◆ Dataset records ◆
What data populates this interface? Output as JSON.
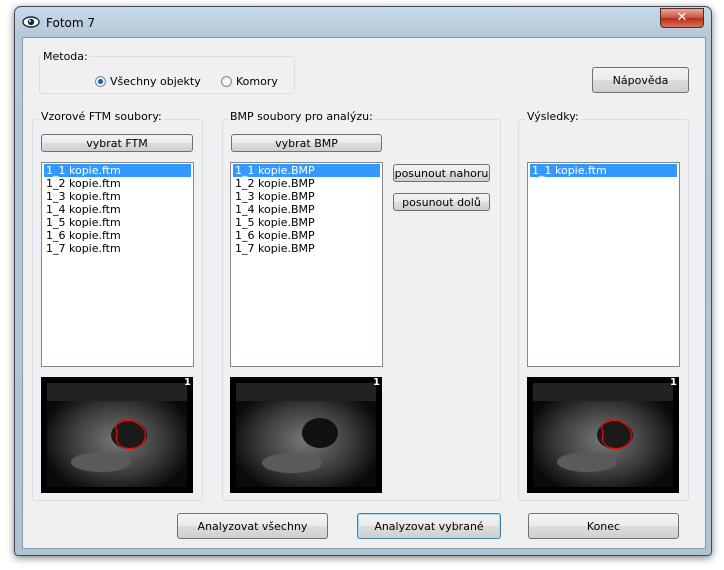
{
  "window": {
    "title": "Fotom 7",
    "close_glyph": "✕"
  },
  "metoda": {
    "label": "Metoda:",
    "options": [
      {
        "label": "Všechny objekty",
        "checked": true
      },
      {
        "label": "Komory",
        "checked": false
      }
    ]
  },
  "help_button": "Nápověda",
  "ftm": {
    "label": "Vzorové FTM soubory:",
    "button": "vybrat FTM",
    "items": [
      "1_1 kopie.ftm",
      "1_2 kopie.ftm",
      "1_3 kopie.ftm",
      "1_4 kopie.ftm",
      "1_5 kopie.ftm",
      "1_6 kopie.ftm",
      "1_7 kopie.ftm"
    ]
  },
  "bmp": {
    "label": "BMP soubory pro analýzu:",
    "button": "vybrat BMP",
    "items": [
      "1_1 kopie.BMP",
      "1_2 kopie.BMP",
      "1_3 kopie.BMP",
      "1_4 kopie.BMP",
      "1_5 kopie.BMP",
      "1_6 kopie.BMP",
      "1_7 kopie.BMP"
    ],
    "move_up": "posunout nahoru",
    "move_down": "posunout dolů"
  },
  "results": {
    "label": "Výsledky:",
    "items": [
      "1_1 kopie.ftm"
    ]
  },
  "thumb_badge": "1",
  "buttons": {
    "analyze_all": "Analyzovat všechny",
    "analyze_selected": "Analyzovat vybrané",
    "end": "Konec"
  },
  "colors": {
    "selection": "#3399ff",
    "contour": "#ff0000"
  }
}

◆ WRITTEN EXERCISE ◆
Omit the pictures and reproduce the listing exactly.

◆ SOLVED EXERCISE ◆
What data populates this interface? Output as JSON.
{
  "window": {
    "title": "Fotom 7",
    "close_glyph": "✕"
  },
  "metoda": {
    "label": "Metoda:",
    "options": [
      {
        "label": "Všechny objekty",
        "checked": true
      },
      {
        "label": "Komory",
        "checked": false
      }
    ]
  },
  "help_button": "Nápověda",
  "ftm": {
    "label": "Vzorové FTM soubory:",
    "button": "vybrat FTM",
    "items": [
      "1_1 kopie.ftm",
      "1_2 kopie.ftm",
      "1_3 kopie.ftm",
      "1_4 kopie.ftm",
      "1_5 kopie.ftm",
      "1_6 kopie.ftm",
      "1_7 kopie.ftm"
    ]
  },
  "bmp": {
    "label": "BMP soubory pro analýzu:",
    "button": "vybrat BMP",
    "items": [
      "1_1 kopie.BMP",
      "1_2 kopie.BMP",
      "1_3 kopie.BMP",
      "1_4 kopie.BMP",
      "1_5 kopie.BMP",
      "1_6 kopie.BMP",
      "1_7 kopie.BMP"
    ],
    "move_up": "posunout nahoru",
    "move_down": "posunout dolů"
  },
  "results": {
    "label": "Výsledky:",
    "items": [
      "1_1 kopie.ftm"
    ]
  },
  "thumb_badge": "1",
  "buttons": {
    "analyze_all": "Analyzovat všechny",
    "analyze_selected": "Analyzovat vybrané",
    "end": "Konec"
  },
  "colors": {
    "selection": "#3399ff",
    "contour": "#ff0000"
  }
}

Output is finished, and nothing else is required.